**To do:** From the entries below, pull out each line where "this" appears.

--- BEGIN Task data ---

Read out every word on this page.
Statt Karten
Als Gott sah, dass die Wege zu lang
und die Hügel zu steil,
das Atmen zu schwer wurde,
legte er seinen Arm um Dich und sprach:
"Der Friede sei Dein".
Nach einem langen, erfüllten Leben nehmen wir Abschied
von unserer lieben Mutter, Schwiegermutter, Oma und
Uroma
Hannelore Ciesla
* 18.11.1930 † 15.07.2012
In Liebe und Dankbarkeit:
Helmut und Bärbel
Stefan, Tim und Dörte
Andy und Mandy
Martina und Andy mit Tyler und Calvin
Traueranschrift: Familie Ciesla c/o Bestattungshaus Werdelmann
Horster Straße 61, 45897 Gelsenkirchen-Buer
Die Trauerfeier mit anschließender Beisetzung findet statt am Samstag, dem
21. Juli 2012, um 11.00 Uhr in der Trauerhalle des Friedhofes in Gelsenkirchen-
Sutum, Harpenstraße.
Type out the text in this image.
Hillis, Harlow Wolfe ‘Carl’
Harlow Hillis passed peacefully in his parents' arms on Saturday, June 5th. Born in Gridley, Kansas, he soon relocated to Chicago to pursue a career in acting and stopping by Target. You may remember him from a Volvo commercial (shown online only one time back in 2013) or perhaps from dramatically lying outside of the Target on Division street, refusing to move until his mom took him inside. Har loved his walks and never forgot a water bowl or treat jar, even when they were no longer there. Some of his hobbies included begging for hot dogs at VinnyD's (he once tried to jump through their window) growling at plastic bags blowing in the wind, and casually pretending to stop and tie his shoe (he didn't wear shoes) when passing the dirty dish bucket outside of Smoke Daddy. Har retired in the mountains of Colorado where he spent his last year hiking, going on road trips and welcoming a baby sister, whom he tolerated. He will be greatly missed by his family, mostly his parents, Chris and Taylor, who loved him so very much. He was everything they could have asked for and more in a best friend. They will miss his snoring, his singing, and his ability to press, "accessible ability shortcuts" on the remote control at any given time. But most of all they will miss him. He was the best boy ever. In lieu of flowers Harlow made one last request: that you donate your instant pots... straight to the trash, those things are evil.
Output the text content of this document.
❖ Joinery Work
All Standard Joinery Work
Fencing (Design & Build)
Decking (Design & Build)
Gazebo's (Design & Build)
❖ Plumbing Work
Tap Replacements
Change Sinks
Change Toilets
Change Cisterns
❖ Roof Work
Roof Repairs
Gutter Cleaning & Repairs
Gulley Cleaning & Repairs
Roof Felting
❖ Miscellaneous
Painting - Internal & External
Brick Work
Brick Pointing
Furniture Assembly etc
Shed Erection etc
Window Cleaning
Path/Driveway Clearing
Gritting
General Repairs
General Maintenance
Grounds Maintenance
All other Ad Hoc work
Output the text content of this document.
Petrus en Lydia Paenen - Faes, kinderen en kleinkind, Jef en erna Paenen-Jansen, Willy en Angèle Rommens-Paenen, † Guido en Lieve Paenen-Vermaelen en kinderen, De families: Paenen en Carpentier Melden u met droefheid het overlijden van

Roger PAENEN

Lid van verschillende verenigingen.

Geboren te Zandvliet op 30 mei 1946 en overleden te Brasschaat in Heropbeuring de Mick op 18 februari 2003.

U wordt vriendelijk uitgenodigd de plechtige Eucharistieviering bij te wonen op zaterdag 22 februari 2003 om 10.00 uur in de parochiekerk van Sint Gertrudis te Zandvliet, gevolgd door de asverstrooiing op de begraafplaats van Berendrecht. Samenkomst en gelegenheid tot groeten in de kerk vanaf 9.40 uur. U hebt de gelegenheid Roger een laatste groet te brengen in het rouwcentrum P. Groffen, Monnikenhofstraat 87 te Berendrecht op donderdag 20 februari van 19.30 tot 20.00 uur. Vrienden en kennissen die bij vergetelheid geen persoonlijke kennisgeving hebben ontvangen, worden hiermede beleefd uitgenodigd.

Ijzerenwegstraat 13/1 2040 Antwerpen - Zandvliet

--- END Task data ---

**Written solution:**
Read out every word on this page.
Type out the text in this image.
Output the text content of this document.
Output the text content of this document.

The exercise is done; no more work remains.